▶ _Records about charts and figures_:
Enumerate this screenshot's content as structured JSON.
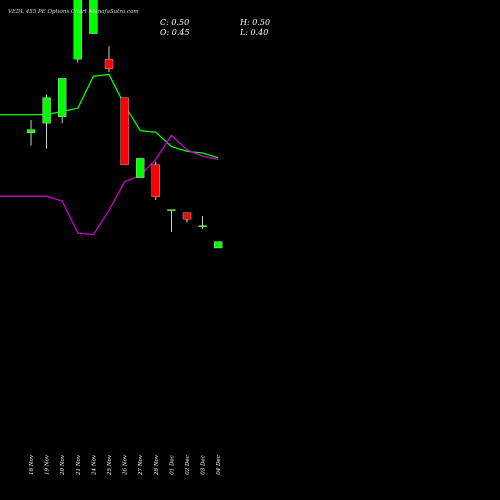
{
  "header": {
    "title": "VEDL 455 PE Options  Chart MunafaSutra.com",
    "close_label": "C: 0.50",
    "open_label": "O: 0.45",
    "high_label": "H: 0.50",
    "low_label": "L: 0.40"
  },
  "colors": {
    "background": "#000000",
    "up": "#00ff00",
    "down": "#ff0000",
    "line_upper": "#00ff00",
    "line_lower": "#cc00cc",
    "text": "#ffffff"
  },
  "chart_data": {
    "type": "candlestick",
    "categories": [
      "18 Nov",
      "19 Nov",
      "20 Nov",
      "21 Nov",
      "24 Nov",
      "25 Nov",
      "26 Nov",
      "27 Nov",
      "28 Nov",
      "01 Dec",
      "02 Dec",
      "03 Dec",
      "04 Dec"
    ],
    "candles": [
      {
        "date": "18 Nov",
        "open": 0.96,
        "high": 1.0,
        "low": 0.92,
        "close": 0.97
      },
      {
        "date": "19 Nov",
        "open": 0.99,
        "high": 1.08,
        "low": 0.91,
        "close": 1.07
      },
      {
        "date": "20 Nov",
        "open": 1.01,
        "high": 1.13,
        "low": 0.99,
        "close": 1.13
      },
      {
        "date": "21 Nov",
        "open": 1.19,
        "high": 1.51,
        "low": 1.18,
        "close": 1.44
      },
      {
        "date": "24 Nov",
        "open": 1.27,
        "high": 1.46,
        "low": 1.27,
        "close": 1.46
      },
      {
        "date": "25 Nov",
        "open": 1.19,
        "high": 1.23,
        "low": 1.15,
        "close": 1.16
      },
      {
        "date": "26 Nov",
        "open": 1.07,
        "high": 1.07,
        "low": 0.86,
        "close": 0.86
      },
      {
        "date": "27 Nov",
        "open": 0.82,
        "high": 0.88,
        "low": 0.82,
        "close": 0.88
      },
      {
        "date": "28 Nov",
        "open": 0.86,
        "high": 0.87,
        "low": 0.75,
        "close": 0.76
      },
      {
        "date": "01 Dec",
        "open": 0.72,
        "high": 0.72,
        "low": 0.65,
        "close": 0.72
      },
      {
        "date": "02 Dec",
        "open": 0.71,
        "high": 0.71,
        "low": 0.68,
        "close": 0.69
      },
      {
        "date": "03 Dec",
        "open": 0.67,
        "high": 0.7,
        "low": 0.66,
        "close": 0.67
      },
      {
        "date": "04 Dec",
        "open": 0.6,
        "high": 0.62,
        "low": 0.6,
        "close": 0.62
      }
    ],
    "lines": [
      {
        "color": "#00ff00",
        "values": [
          0.74,
          0.74,
          0.76,
          0.78,
          0.98,
          0.99,
          0.8,
          0.64,
          0.63,
          0.54,
          0.51,
          0.5,
          0.47
        ]
      },
      {
        "color": "#cc00cc",
        "values": [
          0.23,
          0.23,
          0.2,
          0.0,
          -0.01,
          0.14,
          0.32,
          0.36,
          0.46,
          0.61,
          0.52,
          0.48,
          0.46
        ]
      }
    ]
  }
}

▶ _What is being asked_:
Replicate the material above verbatim; images stay out of the copy.

▶ _Task response_:
Enumerate this screenshot's content as structured JSON.
{
  "header": {
    "title": "VEDL 455 PE Options  Chart MunafaSutra.com",
    "close_label": "C: 0.50",
    "open_label": "O: 0.45",
    "high_label": "H: 0.50",
    "low_label": "L: 0.40"
  },
  "colors": {
    "background": "#000000",
    "up": "#00ff00",
    "down": "#ff0000",
    "line_upper": "#00ff00",
    "line_lower": "#cc00cc",
    "text": "#ffffff"
  },
  "chart_data": {
    "type": "candlestick",
    "categories": [
      "18 Nov",
      "19 Nov",
      "20 Nov",
      "21 Nov",
      "24 Nov",
      "25 Nov",
      "26 Nov",
      "27 Nov",
      "28 Nov",
      "01 Dec",
      "02 Dec",
      "03 Dec",
      "04 Dec"
    ],
    "candles": [
      {
        "date": "18 Nov",
        "open": 0.96,
        "high": 1.0,
        "low": 0.92,
        "close": 0.97
      },
      {
        "date": "19 Nov",
        "open": 0.99,
        "high": 1.08,
        "low": 0.91,
        "close": 1.07
      },
      {
        "date": "20 Nov",
        "open": 1.01,
        "high": 1.13,
        "low": 0.99,
        "close": 1.13
      },
      {
        "date": "21 Nov",
        "open": 1.19,
        "high": 1.51,
        "low": 1.18,
        "close": 1.44
      },
      {
        "date": "24 Nov",
        "open": 1.27,
        "high": 1.46,
        "low": 1.27,
        "close": 1.46
      },
      {
        "date": "25 Nov",
        "open": 1.19,
        "high": 1.23,
        "low": 1.15,
        "close": 1.16
      },
      {
        "date": "26 Nov",
        "open": 1.07,
        "high": 1.07,
        "low": 0.86,
        "close": 0.86
      },
      {
        "date": "27 Nov",
        "open": 0.82,
        "high": 0.88,
        "low": 0.82,
        "close": 0.88
      },
      {
        "date": "28 Nov",
        "open": 0.86,
        "high": 0.87,
        "low": 0.75,
        "close": 0.76
      },
      {
        "date": "01 Dec",
        "open": 0.72,
        "high": 0.72,
        "low": 0.65,
        "close": 0.72
      },
      {
        "date": "02 Dec",
        "open": 0.71,
        "high": 0.71,
        "low": 0.68,
        "close": 0.69
      },
      {
        "date": "03 Dec",
        "open": 0.67,
        "high": 0.7,
        "low": 0.66,
        "close": 0.67
      },
      {
        "date": "04 Dec",
        "open": 0.6,
        "high": 0.62,
        "low": 0.6,
        "close": 0.62
      }
    ],
    "lines": [
      {
        "color": "#00ff00",
        "values": [
          0.74,
          0.74,
          0.76,
          0.78,
          0.98,
          0.99,
          0.8,
          0.64,
          0.63,
          0.54,
          0.51,
          0.5,
          0.47
        ]
      },
      {
        "color": "#cc00cc",
        "values": [
          0.23,
          0.23,
          0.2,
          0.0,
          -0.01,
          0.14,
          0.32,
          0.36,
          0.46,
          0.61,
          0.52,
          0.48,
          0.46
        ]
      }
    ]
  }
}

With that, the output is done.